(Figure contents as structured data)
# # # # # # #

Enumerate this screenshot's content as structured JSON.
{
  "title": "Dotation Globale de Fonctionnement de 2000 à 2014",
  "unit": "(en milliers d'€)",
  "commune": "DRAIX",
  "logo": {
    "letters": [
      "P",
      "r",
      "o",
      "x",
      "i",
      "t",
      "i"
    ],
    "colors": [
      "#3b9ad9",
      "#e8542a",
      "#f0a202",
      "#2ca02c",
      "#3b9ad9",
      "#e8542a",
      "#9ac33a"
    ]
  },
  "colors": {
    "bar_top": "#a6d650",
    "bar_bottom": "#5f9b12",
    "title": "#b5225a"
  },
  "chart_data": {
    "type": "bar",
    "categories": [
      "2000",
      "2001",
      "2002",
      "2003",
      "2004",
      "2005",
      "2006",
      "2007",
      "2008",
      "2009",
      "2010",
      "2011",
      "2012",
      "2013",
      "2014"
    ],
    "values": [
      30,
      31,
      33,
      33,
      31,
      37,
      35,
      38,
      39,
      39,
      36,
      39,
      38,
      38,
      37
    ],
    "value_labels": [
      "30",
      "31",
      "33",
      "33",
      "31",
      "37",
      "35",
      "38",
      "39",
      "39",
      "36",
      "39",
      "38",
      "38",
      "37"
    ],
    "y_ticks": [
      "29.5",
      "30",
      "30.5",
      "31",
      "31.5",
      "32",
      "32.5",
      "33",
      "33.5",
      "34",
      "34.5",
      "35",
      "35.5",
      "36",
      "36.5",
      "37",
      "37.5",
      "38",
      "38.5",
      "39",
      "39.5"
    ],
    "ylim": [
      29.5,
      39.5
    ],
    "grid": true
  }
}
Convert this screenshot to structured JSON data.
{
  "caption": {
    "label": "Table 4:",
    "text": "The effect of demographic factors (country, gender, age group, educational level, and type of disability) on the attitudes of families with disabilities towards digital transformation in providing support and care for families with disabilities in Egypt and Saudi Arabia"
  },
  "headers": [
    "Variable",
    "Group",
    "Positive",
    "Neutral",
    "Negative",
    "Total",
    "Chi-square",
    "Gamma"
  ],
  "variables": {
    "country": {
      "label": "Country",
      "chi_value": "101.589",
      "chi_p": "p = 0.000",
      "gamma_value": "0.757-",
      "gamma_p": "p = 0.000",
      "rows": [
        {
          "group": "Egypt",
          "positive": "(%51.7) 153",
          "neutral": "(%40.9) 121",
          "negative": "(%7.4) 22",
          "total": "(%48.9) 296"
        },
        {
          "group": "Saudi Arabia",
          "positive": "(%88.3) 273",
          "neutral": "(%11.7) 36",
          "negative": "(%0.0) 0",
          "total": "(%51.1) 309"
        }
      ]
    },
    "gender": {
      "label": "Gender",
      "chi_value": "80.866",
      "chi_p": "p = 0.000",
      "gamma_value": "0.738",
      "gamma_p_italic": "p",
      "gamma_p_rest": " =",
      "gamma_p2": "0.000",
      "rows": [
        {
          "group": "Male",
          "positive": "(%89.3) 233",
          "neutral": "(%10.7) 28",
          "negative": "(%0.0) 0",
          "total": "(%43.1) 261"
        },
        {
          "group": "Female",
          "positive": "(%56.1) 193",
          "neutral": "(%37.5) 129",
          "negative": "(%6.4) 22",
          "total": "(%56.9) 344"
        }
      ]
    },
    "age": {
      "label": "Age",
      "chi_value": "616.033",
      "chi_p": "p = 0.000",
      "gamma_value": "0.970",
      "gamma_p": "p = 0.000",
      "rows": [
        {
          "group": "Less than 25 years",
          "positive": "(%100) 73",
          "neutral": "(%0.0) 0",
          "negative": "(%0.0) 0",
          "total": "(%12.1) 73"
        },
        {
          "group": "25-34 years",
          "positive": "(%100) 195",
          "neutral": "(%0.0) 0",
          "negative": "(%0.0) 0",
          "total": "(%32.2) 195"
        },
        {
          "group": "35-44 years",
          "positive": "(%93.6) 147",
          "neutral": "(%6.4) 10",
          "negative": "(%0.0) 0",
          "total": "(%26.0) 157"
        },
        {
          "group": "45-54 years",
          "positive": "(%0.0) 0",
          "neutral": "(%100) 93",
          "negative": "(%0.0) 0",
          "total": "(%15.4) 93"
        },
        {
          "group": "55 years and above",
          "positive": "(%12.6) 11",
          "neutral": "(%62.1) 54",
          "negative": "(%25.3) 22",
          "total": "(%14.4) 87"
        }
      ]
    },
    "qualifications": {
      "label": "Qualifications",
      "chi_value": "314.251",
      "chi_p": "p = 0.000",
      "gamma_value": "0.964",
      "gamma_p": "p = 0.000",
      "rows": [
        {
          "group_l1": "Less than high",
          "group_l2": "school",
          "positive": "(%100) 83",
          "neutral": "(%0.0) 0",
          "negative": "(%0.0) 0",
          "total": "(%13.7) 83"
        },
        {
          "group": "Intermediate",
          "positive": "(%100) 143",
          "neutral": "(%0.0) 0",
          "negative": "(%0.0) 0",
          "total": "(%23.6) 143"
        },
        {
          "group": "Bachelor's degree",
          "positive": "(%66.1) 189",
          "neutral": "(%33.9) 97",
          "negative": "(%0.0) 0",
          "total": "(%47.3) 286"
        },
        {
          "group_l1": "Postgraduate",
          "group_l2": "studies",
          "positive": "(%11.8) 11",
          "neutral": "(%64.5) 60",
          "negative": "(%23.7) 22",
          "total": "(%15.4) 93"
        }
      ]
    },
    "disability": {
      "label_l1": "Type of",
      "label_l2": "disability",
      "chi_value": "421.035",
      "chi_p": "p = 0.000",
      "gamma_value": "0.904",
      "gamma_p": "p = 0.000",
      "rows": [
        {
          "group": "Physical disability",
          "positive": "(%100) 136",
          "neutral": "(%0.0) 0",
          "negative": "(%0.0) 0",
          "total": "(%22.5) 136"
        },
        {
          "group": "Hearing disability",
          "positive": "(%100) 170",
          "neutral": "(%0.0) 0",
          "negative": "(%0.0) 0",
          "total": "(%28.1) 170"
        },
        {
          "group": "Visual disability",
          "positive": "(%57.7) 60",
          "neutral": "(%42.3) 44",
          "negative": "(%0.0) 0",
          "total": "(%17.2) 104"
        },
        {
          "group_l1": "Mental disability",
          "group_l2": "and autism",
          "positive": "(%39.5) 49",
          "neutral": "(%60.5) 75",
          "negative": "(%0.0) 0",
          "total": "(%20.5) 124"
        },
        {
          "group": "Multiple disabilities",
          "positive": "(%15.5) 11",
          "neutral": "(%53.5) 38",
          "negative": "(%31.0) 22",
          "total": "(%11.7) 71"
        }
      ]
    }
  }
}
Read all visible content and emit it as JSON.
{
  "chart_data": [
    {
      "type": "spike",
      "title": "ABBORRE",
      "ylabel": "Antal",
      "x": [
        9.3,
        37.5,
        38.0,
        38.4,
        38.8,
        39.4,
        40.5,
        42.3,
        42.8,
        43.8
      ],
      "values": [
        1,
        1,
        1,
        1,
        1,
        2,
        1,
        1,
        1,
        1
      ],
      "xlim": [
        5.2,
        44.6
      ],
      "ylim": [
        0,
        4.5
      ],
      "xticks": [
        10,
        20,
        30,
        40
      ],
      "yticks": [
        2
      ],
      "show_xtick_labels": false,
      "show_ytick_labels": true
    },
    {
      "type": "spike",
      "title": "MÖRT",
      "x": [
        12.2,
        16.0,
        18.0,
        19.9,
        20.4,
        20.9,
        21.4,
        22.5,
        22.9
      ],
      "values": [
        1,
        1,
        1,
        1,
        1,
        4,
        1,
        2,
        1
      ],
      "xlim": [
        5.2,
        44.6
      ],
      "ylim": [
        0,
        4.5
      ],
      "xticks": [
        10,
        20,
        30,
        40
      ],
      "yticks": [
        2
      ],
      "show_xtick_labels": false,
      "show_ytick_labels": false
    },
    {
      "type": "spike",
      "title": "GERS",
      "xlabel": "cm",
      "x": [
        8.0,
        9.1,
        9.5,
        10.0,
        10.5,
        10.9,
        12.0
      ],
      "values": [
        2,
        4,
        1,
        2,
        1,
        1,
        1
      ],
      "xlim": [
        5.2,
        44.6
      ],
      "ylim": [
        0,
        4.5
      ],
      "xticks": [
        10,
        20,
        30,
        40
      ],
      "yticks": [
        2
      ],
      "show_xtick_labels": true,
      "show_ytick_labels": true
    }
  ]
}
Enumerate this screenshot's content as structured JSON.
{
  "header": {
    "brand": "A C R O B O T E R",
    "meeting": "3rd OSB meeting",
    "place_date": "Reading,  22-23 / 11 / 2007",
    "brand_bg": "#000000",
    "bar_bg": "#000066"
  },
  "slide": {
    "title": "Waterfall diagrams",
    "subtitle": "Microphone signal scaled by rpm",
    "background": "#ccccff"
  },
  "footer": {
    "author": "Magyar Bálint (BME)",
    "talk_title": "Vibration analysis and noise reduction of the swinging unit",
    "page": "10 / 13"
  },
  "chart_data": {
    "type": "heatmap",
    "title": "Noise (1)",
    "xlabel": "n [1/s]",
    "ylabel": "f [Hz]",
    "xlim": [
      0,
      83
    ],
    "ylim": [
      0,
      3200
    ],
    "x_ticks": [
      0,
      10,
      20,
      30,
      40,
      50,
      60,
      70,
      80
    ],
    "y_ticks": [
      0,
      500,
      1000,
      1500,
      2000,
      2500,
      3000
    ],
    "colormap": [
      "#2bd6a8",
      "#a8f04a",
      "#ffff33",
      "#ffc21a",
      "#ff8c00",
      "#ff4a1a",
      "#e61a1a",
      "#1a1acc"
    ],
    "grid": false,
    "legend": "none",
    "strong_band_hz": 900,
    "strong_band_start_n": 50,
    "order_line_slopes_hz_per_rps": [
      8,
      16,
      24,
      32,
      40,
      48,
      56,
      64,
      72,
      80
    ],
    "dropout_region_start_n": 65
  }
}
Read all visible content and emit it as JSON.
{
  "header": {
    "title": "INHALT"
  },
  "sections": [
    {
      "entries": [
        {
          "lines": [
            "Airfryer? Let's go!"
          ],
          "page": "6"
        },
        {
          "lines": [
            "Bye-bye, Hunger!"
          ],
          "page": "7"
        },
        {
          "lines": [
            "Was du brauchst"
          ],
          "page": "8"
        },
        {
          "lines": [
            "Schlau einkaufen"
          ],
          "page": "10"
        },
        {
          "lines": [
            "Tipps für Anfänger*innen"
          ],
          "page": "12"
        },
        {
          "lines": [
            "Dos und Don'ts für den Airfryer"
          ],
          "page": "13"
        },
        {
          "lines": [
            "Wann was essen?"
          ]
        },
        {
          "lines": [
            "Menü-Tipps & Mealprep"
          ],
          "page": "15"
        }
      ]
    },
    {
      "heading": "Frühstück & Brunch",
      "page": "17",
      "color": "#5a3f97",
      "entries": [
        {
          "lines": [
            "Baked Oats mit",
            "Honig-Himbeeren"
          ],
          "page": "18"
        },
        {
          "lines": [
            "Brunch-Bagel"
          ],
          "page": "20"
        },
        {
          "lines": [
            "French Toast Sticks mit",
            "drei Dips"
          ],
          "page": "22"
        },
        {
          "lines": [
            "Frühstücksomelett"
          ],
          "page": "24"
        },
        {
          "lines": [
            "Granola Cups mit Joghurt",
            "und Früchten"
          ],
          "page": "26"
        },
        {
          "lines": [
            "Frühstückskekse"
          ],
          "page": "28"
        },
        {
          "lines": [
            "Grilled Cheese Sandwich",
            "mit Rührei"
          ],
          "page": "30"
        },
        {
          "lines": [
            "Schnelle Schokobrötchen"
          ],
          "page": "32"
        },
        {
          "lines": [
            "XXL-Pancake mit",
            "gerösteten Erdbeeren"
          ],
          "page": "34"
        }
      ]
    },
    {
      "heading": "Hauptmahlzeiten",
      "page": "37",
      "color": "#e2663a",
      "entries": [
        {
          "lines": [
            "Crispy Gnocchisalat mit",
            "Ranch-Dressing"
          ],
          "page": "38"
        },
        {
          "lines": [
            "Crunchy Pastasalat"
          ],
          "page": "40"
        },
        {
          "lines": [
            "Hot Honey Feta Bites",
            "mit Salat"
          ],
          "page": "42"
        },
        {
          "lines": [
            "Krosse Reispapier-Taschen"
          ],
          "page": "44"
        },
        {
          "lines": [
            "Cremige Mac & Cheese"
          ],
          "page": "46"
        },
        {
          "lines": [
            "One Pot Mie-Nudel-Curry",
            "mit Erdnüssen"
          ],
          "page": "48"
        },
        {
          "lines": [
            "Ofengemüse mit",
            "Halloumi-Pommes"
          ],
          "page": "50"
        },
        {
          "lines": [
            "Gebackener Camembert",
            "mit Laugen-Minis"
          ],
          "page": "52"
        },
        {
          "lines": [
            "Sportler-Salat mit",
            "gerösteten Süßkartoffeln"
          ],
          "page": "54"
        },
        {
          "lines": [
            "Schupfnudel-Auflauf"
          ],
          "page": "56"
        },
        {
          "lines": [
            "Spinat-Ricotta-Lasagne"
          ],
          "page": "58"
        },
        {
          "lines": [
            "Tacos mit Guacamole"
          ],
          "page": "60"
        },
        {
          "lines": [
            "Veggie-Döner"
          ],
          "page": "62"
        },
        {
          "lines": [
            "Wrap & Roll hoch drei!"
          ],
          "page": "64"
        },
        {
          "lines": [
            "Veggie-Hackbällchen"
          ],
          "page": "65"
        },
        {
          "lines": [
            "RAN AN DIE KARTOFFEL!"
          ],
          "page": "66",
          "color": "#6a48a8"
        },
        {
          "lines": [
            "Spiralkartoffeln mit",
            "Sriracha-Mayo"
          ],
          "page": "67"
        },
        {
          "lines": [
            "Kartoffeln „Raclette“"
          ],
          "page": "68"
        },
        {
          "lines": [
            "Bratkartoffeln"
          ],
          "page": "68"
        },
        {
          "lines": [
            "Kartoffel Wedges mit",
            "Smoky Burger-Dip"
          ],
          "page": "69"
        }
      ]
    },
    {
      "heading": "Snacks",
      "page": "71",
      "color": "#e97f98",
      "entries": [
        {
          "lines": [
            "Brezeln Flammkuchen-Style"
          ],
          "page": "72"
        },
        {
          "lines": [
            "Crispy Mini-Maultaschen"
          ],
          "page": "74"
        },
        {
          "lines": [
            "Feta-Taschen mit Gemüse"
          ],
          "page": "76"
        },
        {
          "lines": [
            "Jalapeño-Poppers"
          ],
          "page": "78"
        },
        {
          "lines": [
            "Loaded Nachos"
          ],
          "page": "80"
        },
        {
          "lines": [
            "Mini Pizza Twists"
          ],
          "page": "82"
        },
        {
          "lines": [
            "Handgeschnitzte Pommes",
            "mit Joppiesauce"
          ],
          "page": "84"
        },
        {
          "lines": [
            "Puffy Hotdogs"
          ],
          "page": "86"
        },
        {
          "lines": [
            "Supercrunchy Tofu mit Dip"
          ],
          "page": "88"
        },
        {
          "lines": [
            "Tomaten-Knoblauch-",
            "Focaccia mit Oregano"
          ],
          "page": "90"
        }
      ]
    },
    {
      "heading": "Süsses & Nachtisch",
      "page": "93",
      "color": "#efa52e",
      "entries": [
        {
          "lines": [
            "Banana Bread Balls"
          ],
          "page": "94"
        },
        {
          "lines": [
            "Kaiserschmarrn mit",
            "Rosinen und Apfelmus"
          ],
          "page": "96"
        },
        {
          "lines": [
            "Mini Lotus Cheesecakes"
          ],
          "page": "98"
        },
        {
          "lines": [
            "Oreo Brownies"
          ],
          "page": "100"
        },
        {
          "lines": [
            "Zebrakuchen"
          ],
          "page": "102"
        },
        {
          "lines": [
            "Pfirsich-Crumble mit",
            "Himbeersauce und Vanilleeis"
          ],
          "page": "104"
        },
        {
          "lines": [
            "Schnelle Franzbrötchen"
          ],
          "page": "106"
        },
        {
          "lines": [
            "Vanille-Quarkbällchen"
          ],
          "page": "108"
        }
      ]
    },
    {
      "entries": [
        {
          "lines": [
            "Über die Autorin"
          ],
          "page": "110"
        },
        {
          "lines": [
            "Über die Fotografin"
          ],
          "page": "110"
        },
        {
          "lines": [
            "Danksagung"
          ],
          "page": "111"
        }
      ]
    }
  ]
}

# # # # # # #

→ Exercise: Tally the lines that hold the string "Arabia" and state the total, nothing more.

→ Expected output: 2